• **Supplied text**
● ● ●

Thursday, May 9, 2013

After Duchamp

At the Barbican Centre in London (where Richard and I are currently), as part of their "Dancing around Duchamp" season, the art gallery is showcasing through June 9th a stunning show called "The Bride and the Bachelors." It highlights the influence of Marcel Duchamp on John Cage, Merce Cunningham, Robert Rauschenberg, and Jasper Johns, as well as the creative exchanges Duchamp's work and friendship fuelled between the four younger artists across a variety of media.

A highlight for me were the sets that Johns and Rauschenberg designed for several of Cunningham's dance pieces, including Walkaround Time (1968), which Johns based on Duchamp's Large Glass, a replica of which serves as a centrepiece to the exhibition. Then there's the string of bicycle wheels and chairs that Rauschenberg designed for Cunningham's Travelogue (1977), an homage to Duchamp's first readymade, which I featured in The Objecthood of Chairs, and the sight of which here (again, not the original) nearly caused me to burst into tears.

Also featured are several of Cage and Duchamp's scores, excerpts of which play throughout the show, along with other audio compositions, including metteur-en-scene Philippe Parreno's recordings of dancers' feet as they perform Cunningham's choreography. In lieu of an actual live dance performance (which happen on Thursdays and weekends only), this was the next best thing.

My only complaint is that gender and sexuality were completely absent from the narrative of this show, notwithstanding the coded "bachelors" reference in the title, and despite the images of Duchamp as Rrose Selavy throughout the show. Having just come from the Man Ray show at the National Portrait Gallery, where images of a young, very beautiful, and very androgynous Duchamp were abundant, it struck me that one of the additional appeals of this creative genius to four young gay artists in 1950s America would have been the way he made the performance of sexual identity a central part of his oeuvre.

● ● ●

• **Data excerpts**
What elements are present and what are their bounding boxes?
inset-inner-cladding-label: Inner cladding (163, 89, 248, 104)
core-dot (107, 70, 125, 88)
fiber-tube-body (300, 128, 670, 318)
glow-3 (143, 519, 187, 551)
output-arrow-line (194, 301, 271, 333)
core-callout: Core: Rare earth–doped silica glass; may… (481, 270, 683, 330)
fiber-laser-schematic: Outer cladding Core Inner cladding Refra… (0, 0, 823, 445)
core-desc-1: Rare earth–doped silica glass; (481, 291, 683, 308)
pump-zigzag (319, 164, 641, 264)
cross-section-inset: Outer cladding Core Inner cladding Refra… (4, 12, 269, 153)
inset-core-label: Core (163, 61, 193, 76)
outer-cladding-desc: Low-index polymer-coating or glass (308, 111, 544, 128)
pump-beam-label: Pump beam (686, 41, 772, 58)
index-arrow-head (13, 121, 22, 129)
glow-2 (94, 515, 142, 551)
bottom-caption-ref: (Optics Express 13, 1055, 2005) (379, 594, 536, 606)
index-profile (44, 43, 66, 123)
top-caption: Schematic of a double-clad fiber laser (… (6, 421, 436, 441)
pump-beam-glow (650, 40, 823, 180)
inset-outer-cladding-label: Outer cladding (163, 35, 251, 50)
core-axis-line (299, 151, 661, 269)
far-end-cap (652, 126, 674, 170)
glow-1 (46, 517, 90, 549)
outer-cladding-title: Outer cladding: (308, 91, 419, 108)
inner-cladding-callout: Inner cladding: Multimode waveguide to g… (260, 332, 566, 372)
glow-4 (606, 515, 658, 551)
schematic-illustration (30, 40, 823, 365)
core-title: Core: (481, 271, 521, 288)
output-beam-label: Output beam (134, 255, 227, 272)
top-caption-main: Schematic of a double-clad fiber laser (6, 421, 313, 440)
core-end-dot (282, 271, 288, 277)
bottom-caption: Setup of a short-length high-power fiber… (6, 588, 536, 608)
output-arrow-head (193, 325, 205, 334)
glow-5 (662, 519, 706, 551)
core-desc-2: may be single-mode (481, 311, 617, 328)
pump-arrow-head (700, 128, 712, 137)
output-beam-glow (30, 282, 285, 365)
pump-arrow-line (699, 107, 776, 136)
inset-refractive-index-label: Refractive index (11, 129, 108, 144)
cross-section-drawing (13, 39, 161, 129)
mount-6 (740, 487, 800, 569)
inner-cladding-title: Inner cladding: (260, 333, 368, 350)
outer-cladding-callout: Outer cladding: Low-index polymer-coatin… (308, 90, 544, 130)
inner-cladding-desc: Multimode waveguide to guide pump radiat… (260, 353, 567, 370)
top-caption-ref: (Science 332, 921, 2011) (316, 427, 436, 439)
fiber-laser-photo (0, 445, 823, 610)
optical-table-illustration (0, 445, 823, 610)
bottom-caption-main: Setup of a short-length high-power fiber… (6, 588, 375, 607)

● ● ●

• **Requirement 1**
Name the four younger artists whom the post about the Barbican exhibition says were influenced by Marcel Duchamp.
• **Requirement 2**
According to the post about the Barbican exhibition, on which days do the live dance performances take place?

• **Task answer 1**
John Cage, Merce Cunningham, Robert Rauschenberg, Jasper Johns

• **Task answer 2**
Thursdays and weekends only.